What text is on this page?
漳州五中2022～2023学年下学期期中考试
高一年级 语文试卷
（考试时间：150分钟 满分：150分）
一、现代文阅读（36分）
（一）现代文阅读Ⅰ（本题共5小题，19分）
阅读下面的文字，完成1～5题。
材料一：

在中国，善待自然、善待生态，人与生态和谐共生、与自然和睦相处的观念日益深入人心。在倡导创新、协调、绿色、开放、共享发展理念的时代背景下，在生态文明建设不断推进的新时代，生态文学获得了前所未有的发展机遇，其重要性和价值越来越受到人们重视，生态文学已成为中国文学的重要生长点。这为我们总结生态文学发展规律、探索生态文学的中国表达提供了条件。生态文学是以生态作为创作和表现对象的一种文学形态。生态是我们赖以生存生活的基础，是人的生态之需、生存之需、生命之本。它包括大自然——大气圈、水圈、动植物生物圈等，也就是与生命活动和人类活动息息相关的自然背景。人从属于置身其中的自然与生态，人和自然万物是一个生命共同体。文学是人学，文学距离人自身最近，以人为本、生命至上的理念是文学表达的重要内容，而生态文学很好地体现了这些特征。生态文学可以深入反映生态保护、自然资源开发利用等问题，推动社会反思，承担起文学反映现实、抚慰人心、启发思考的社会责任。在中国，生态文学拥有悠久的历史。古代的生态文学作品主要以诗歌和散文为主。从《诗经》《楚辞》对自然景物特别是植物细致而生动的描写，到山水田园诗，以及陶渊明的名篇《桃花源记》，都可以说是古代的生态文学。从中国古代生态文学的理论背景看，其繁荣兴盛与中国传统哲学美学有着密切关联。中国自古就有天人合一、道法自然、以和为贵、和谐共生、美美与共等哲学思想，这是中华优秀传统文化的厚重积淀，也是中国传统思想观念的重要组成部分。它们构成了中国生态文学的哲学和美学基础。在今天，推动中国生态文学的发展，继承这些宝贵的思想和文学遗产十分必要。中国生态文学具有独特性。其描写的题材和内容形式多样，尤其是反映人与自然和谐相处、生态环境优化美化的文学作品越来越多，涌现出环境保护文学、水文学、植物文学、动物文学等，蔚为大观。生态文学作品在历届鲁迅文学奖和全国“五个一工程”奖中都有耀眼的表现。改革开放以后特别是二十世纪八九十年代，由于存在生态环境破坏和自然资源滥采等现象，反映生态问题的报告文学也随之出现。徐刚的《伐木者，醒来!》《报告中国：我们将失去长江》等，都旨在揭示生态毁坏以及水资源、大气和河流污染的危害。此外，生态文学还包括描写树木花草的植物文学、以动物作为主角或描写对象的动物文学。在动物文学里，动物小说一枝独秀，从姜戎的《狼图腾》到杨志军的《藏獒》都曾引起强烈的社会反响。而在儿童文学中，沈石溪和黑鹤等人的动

____

Task statement: Would you restate each of the entries word for word?

Task answer:
What text is on this page?
漳州五中2022～2023学年下学期期中考试
高一年级 语文试卷
（考试时间：150分钟 满分：150分）
一、现代文阅读（36分）
（一）现代文阅读Ⅰ（本题共5小题，19分）
阅读下面的文字，完成1～5题。
材料一：

在中国，善待自然、善待生态，人与生态和谐共生、与自然和睦相处的观念日益深入人心。在倡导创新、协调、绿色、开放、共享发展理念的时代背景下，在生态文明建设不断推进的新时代，生态文学获得了前所未有的发展机遇，其重要性和价值越来越受到人们重视，生态文学已成为中国文学的重要生长点。这为我们总结生态文学发展规律、探索生态文学的中国表达提供了条件。生态文学是以生态作为创作和表现对象的一种文学形态。生态是我们赖以生存生活的基础，是人的生态之需、生存之需、生命之本。它包括大自然——大气圈、水圈、动植物生物圈等，也就是与生命活动和人类活动息息相关的自然背景。人从属于置身其中的自然与生态，人和自然万物是一个生命共同体。文学是人学，文学距离人自身最近，以人为本、生命至上的理念是文学表达的重要内容，而生态文学很好地体现了这些特征。生态文学可以深入反映生态保护、自然资源开发利用等问题，推动社会反思，承担起文学反映现实、抚慰人心、启发思考的社会责任。在中国，生态文学拥有悠久的历史。古代的生态文学作品主要以诗歌和散文为主。从《诗经》《楚辞》对自然景物特别是植物细致而生动的描写，到山水田园诗，以及陶渊明的名篇《桃花源记》，都可以说是古代的生态文学。从中国古代生态文学的理论背景看，其繁荣兴盛与中国传统哲学美学有着密切关联。中国自古就有天人合一、道法自然、以和为贵、和谐共生、美美与共等哲学思想，这是中华优秀传统文化的厚重积淀，也是中国传统思想观念的重要组成部分。它们构成了中国生态文学的哲学和美学基础。在今天，推动中国生态文学的发展，继承这些宝贵的思想和文学遗产十分必要。中国生态文学具有独特性。其描写的题材和内容形式多样，尤其是反映人与自然和谐相处、生态环境优化美化的文学作品越来越多，涌现出环境保护文学、水文学、植物文学、动物文学等，蔚为大观。生态文学作品在历届鲁迅文学奖和全国“五个一工程”奖中都有耀眼的表现。改革开放以后特别是二十世纪八九十年代，由于存在生态环境破坏和自然资源滥采等现象，反映生态问题的报告文学也随之出现。徐刚的《伐木者，醒来!》《报告中国：我们将失去长江》等，都旨在揭示生态毁坏以及水资源、大气和河流污染的危害。此外，生态文学还包括描写树木花草的植物文学、以动物作为主角或描写对象的动物文学。在动物文学里，动物小说一枝独秀，从姜戎的《狼图腾》到杨志军的《藏獒》都曾引起强烈的社会反响。而在儿童文学中，沈石溪和黑鹤等人的动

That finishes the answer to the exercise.